**REQUIREMENT**
The records below must be duplicated exactly, character for character.
>> BEGIN AVAILABLE RECORDS
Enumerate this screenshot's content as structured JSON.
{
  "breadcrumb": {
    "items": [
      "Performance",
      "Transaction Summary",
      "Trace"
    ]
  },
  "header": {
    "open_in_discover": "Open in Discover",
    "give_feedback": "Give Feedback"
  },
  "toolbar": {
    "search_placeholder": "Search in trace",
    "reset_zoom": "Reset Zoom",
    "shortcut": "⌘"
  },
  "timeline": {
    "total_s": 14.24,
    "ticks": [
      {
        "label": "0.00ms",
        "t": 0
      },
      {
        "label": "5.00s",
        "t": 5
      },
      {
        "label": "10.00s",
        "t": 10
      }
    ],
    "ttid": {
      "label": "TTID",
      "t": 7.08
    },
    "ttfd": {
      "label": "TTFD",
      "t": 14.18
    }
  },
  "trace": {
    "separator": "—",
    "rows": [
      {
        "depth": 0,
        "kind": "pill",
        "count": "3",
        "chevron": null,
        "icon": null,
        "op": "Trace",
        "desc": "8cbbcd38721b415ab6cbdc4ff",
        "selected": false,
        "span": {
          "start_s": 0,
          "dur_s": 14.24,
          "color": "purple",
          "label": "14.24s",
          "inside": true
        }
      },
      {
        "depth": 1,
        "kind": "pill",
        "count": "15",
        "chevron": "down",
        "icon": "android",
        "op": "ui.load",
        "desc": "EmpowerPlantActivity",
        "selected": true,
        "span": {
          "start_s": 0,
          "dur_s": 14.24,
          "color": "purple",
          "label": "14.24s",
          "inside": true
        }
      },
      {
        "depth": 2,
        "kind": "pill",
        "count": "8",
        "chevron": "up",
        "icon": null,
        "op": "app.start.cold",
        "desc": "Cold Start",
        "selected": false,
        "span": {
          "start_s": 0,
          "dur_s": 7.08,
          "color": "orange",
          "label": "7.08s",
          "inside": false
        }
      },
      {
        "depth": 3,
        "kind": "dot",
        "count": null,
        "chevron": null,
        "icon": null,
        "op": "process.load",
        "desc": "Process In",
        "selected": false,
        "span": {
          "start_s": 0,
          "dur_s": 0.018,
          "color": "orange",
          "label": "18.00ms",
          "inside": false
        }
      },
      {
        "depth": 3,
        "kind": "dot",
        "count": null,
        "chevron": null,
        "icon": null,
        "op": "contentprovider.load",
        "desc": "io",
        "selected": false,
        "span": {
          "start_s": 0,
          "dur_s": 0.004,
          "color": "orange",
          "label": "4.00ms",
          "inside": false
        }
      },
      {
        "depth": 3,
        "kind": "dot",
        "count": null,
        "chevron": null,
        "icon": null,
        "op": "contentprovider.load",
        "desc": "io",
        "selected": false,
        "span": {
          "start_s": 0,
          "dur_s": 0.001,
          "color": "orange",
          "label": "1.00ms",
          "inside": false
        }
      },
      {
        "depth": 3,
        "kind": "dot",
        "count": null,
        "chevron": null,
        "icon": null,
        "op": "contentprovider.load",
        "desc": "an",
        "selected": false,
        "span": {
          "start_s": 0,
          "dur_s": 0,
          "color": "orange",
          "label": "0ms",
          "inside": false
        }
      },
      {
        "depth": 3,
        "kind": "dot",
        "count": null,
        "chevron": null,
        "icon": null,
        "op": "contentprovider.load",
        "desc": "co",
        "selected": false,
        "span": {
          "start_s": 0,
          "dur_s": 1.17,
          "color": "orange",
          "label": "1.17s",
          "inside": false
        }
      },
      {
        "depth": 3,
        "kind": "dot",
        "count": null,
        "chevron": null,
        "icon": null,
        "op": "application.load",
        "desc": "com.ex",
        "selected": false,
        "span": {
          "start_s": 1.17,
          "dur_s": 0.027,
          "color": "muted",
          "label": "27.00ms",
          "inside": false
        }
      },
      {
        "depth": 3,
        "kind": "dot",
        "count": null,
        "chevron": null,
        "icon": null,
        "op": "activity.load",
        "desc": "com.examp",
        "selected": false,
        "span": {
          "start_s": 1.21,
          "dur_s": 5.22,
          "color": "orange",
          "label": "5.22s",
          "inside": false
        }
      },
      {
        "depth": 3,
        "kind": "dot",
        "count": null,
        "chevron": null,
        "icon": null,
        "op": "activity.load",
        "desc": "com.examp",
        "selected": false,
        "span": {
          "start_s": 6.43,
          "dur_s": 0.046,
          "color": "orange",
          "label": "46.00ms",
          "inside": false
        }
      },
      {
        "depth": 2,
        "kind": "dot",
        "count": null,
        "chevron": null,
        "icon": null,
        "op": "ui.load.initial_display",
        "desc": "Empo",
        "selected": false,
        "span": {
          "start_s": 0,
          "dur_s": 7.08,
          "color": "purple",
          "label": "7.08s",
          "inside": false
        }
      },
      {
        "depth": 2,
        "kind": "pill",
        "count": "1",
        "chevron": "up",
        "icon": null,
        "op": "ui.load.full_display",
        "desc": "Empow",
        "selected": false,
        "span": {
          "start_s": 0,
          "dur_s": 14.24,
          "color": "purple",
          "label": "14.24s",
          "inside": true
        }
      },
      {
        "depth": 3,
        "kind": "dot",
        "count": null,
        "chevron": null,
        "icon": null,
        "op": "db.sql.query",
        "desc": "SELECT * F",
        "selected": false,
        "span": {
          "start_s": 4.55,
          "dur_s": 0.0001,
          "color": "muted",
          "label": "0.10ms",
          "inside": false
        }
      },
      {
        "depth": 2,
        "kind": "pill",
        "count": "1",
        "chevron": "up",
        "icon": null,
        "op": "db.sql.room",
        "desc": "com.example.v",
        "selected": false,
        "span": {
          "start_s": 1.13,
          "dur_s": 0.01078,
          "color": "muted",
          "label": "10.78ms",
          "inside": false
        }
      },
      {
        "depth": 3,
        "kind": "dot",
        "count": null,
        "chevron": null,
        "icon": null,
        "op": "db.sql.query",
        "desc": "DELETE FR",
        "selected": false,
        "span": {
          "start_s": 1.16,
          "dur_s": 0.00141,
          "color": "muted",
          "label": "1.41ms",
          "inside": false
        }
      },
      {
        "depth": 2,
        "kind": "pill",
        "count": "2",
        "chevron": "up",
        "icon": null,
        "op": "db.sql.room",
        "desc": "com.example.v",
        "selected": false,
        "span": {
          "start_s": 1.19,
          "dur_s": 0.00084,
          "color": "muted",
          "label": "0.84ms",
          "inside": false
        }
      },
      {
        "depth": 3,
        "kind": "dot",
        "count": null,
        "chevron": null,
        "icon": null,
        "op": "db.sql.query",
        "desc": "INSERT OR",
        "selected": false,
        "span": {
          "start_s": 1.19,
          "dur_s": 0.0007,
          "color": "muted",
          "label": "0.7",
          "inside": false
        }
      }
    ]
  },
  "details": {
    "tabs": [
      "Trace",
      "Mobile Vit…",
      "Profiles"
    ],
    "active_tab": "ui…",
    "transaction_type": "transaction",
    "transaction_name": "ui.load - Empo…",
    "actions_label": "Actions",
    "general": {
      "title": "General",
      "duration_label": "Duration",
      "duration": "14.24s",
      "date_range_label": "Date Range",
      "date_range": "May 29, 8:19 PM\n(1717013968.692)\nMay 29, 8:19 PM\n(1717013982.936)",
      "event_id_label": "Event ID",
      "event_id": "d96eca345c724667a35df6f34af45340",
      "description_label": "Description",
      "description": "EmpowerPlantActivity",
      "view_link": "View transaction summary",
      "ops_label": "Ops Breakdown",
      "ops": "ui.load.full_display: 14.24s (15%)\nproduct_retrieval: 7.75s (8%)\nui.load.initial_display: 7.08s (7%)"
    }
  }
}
>> END AVAILABLE RECORDS
**THE OUTPUT**
Enumerate this screenshot's content as structured JSON.
{
  "breadcrumb": {
    "items": [
      "Performance",
      "Transaction Summary",
      "Trace"
    ]
  },
  "header": {
    "open_in_discover": "Open in Discover",
    "give_feedback": "Give Feedback"
  },
  "toolbar": {
    "search_placeholder": "Search in trace",
    "reset_zoom": "Reset Zoom",
    "shortcut": "⌘"
  },
  "timeline": {
    "total_s": 14.24,
    "ticks": [
      {
        "label": "0.00ms",
        "t": 0
      },
      {
        "label": "5.00s",
        "t": 5
      },
      {
        "label": "10.00s",
        "t": 10
      }
    ],
    "ttid": {
      "label": "TTID",
      "t": 7.08
    },
    "ttfd": {
      "label": "TTFD",
      "t": 14.18
    }
  },
  "trace": {
    "separator": "—",
    "rows": [
      {
        "depth": 0,
        "kind": "pill",
        "count": "3",
        "chevron": null,
        "icon": null,
        "op": "Trace",
        "desc": "8cbbcd38721b415ab6cbdc4ff",
        "selected": false,
        "span": {
          "start_s": 0,
          "dur_s": 14.24,
          "color": "purple",
          "label": "14.24s",
          "inside": true
        }
      },
      {
        "depth": 1,
        "kind": "pill",
        "count": "15",
        "chevron": "down",
        "icon": "android",
        "op": "ui.load",
        "desc": "EmpowerPlantActivity",
        "selected": true,
        "span": {
          "start_s": 0,
          "dur_s": 14.24,
          "color": "purple",
          "label": "14.24s",
          "inside": true
        }
      },
      {
        "depth": 2,
        "kind": "pill",
        "count": "8",
        "chevron": "up",
        "icon": null,
        "op": "app.start.cold",
        "desc": "Cold Start",
        "selected": false,
        "span": {
          "start_s": 0,
          "dur_s": 7.08,
          "color": "orange",
          "label": "7.08s",
          "inside": false
        }
      },
      {
        "depth": 3,
        "kind": "dot",
        "count": null,
        "chevron": null,
        "icon": null,
        "op": "process.load",
        "desc": "Process In",
        "selected": false,
        "span": {
          "start_s": 0,
          "dur_s": 0.018,
          "color": "orange",
          "label": "18.00ms",
          "inside": false
        }
      },
      {
        "depth": 3,
        "kind": "dot",
        "count": null,
        "chevron": null,
        "icon": null,
        "op": "contentprovider.load",
        "desc": "io",
        "selected": false,
        "span": {
          "start_s": 0,
          "dur_s": 0.004,
          "color": "orange",
          "label": "4.00ms",
          "inside": false
        }
      },
      {
        "depth": 3,
        "kind": "dot",
        "count": null,
        "chevron": null,
        "icon": null,
        "op": "contentprovider.load",
        "desc": "io",
        "selected": false,
        "span": {
          "start_s": 0,
          "dur_s": 0.001,
          "color": "orange",
          "label": "1.00ms",
          "inside": false
        }
      },
      {
        "depth": 3,
        "kind": "dot",
        "count": null,
        "chevron": null,
        "icon": null,
        "op": "contentprovider.load",
        "desc": "an",
        "selected": false,
        "span": {
          "start_s": 0,
          "dur_s": 0,
          "color": "orange",
          "label": "0ms",
          "inside": false
        }
      },
      {
        "depth": 3,
        "kind": "dot",
        "count": null,
        "chevron": null,
        "icon": null,
        "op": "contentprovider.load",
        "desc": "co",
        "selected": false,
        "span": {
          "start_s": 0,
          "dur_s": 1.17,
          "color": "orange",
          "label": "1.17s",
          "inside": false
        }
      },
      {
        "depth": 3,
        "kind": "dot",
        "count": null,
        "chevron": null,
        "icon": null,
        "op": "application.load",
        "desc": "com.ex",
        "selected": false,
        "span": {
          "start_s": 1.17,
          "dur_s": 0.027,
          "color": "muted",
          "label": "27.00ms",
          "inside": false
        }
      },
      {
        "depth": 3,
        "kind": "dot",
        "count": null,
        "chevron": null,
        "icon": null,
        "op": "activity.load",
        "desc": "com.examp",
        "selected": false,
        "span": {
          "start_s": 1.21,
          "dur_s": 5.22,
          "color": "orange",
          "label": "5.22s",
          "inside": false
        }
      },
      {
        "depth": 3,
        "kind": "dot",
        "count": null,
        "chevron": null,
        "icon": null,
        "op": "activity.load",
        "desc": "com.examp",
        "selected": false,
        "span": {
          "start_s": 6.43,
          "dur_s": 0.046,
          "color": "orange",
          "label": "46.00ms",
          "inside": false
        }
      },
      {
        "depth": 2,
        "kind": "dot",
        "count": null,
        "chevron": null,
        "icon": null,
        "op": "ui.load.initial_display",
        "desc": "Empo",
        "selected": false,
        "span": {
          "start_s": 0,
          "dur_s": 7.08,
          "color": "purple",
          "label": "7.08s",
          "inside": false
        }
      },
      {
        "depth": 2,
        "kind": "pill",
        "count": "1",
        "chevron": "up",
        "icon": null,
        "op": "ui.load.full_display",
        "desc": "Empow",
        "selected": false,
        "span": {
          "start_s": 0,
          "dur_s": 14.24,
          "color": "purple",
          "label": "14.24s",
          "inside": true
        }
      },
      {
        "depth": 3,
        "kind": "dot",
        "count": null,
        "chevron": null,
        "icon": null,
        "op": "db.sql.query",
        "desc": "SELECT * F",
        "selected": false,
        "span": {
          "start_s": 4.55,
          "dur_s": 0.0001,
          "color": "muted",
          "label": "0.10ms",
          "inside": false
        }
      },
      {
        "depth": 2,
        "kind": "pill",
        "count": "1",
        "chevron": "up",
        "icon": null,
        "op": "db.sql.room",
        "desc": "com.example.v",
        "selected": false,
        "span": {
          "start_s": 1.13,
          "dur_s": 0.01078,
          "color": "muted",
          "label": "10.78ms",
          "inside": false
        }
      },
      {
        "depth": 3,
        "kind": "dot",
        "count": null,
        "chevron": null,
        "icon": null,
        "op": "db.sql.query",
        "desc": "DELETE FR",
        "selected": false,
        "span": {
          "start_s": 1.16,
          "dur_s": 0.00141,
          "color": "muted",
          "label": "1.41ms",
          "inside": false
        }
      },
      {
        "depth": 2,
        "kind": "pill",
        "count": "2",
        "chevron": "up",
        "icon": null,
        "op": "db.sql.room",
        "desc": "com.example.v",
        "selected": false,
        "span": {
          "start_s": 1.19,
          "dur_s": 0.00084,
          "color": "muted",
          "label": "0.84ms",
          "inside": false
        }
      },
      {
        "depth": 3,
        "kind": "dot",
        "count": null,
        "chevron": null,
        "icon": null,
        "op": "db.sql.query",
        "desc": "INSERT OR",
        "selected": false,
        "span": {
          "start_s": 1.19,
          "dur_s": 0.0007,
          "color": "muted",
          "label": "0.7",
          "inside": false
        }
      }
    ]
  },
  "details": {
    "tabs": [
      "Trace",
      "Mobile Vit…",
      "Profiles"
    ],
    "active_tab": "ui…",
    "transaction_type": "transaction",
    "transaction_name": "ui.load - Empo…",
    "actions_label": "Actions",
    "general": {
      "title": "General",
      "duration_label": "Duration",
      "duration": "14.24s",
      "date_range_label": "Date Range",
      "date_range": "May 29, 8:19 PM\n(1717013968.692)\nMay 29, 8:19 PM\n(1717013982.936)",
      "event_id_label": "Event ID",
      "event_id": "d96eca345c724667a35df6f34af45340",
      "description_label": "Description",
      "description": "EmpowerPlantActivity",
      "view_link": "View transaction summary",
      "ops_label": "Ops Breakdown",
      "ops": "ui.load.full_display: 14.24s (15%)\nproduct_retrieval: 7.75s (8%)\nui.load.initial_display: 7.08s (7%)"
    }
  }
}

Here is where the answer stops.